### WHAT IS ASKED
Copy every entry exactly.

Raw records
══════

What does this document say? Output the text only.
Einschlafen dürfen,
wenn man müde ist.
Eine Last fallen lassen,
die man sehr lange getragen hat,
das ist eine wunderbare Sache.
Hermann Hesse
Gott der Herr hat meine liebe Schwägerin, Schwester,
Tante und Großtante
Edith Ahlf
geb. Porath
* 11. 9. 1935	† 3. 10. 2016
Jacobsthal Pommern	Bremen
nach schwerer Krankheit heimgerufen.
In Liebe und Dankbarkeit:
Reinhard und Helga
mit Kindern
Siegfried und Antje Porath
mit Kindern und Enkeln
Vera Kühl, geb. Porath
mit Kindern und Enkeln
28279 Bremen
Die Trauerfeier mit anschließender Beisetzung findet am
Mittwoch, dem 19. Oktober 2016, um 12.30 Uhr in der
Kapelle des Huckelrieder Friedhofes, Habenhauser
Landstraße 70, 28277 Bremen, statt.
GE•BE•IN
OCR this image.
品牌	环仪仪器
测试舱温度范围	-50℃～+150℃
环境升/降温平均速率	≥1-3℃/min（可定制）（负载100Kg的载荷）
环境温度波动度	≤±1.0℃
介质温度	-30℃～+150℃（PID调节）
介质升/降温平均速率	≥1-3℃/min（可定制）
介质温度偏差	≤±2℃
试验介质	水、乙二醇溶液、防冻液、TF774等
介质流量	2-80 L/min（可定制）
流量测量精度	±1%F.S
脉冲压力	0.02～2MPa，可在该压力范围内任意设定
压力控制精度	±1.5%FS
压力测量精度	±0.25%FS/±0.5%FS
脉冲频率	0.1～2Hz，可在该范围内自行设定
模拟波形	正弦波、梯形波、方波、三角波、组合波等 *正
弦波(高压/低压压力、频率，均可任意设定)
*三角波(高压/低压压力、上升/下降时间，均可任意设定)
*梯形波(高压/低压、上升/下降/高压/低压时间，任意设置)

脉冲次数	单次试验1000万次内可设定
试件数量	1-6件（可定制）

══════

### FINAL ANSWER
What does this document say? Output the text only.
Einschlafen dürfen,
wenn man müde ist.
Eine Last fallen lassen,
die man sehr lange getragen hat,
das ist eine wunderbare Sache.
Hermann Hesse
Gott der Herr hat meine liebe Schwägerin, Schwester,
Tante und Großtante
Edith Ahlf
geb. Porath
* 11. 9. 1935	† 3. 10. 2016
Jacobsthal Pommern	Bremen
nach schwerer Krankheit heimgerufen.
In Liebe und Dankbarkeit:
Reinhard und Helga
mit Kindern
Siegfried und Antje Porath
mit Kindern und Enkeln
Vera Kühl, geb. Porath
mit Kindern und Enkeln
28279 Bremen
Die Trauerfeier mit anschließender Beisetzung findet am
Mittwoch, dem 19. Oktober 2016, um 12.30 Uhr in der
Kapelle des Huckelrieder Friedhofes, Habenhauser
Landstraße 70, 28277 Bremen, statt.
GE•BE•IN
OCR this image.
品牌	环仪仪器
测试舱温度范围	-50℃～+150℃
环境升/降温平均速率	≥1-3℃/min（可定制）（负载100Kg的载荷）
环境温度波动度	≤±1.0℃
介质温度	-30℃～+150℃（PID调节）
介质升/降温平均速率	≥1-3℃/min（可定制）
介质温度偏差	≤±2℃
试验介质	水、乙二醇溶液、防冻液、TF774等
介质流量	2-80 L/min（可定制）
流量测量精度	±1%F.S
脉冲压力	0.02～2MPa，可在该压力范围内任意设定
压力控制精度	±1.5%FS
压力测量精度	±0.25%FS/±0.5%FS
脉冲频率	0.1～2Hz，可在该范围内自行设定
模拟波形	正弦波、梯形波、方波、三角波、组合波等 *正
弦波(高压/低压压力、频率，均可任意设定)
*三角波(高压/低压压力、上升/下降时间，均可任意设定)
*梯形波(高压/低压、上升/下降/高压/低压时间，任意设置)

脉冲次数	单次试验1000万次内可设定
试件数量	1-6件（可定制）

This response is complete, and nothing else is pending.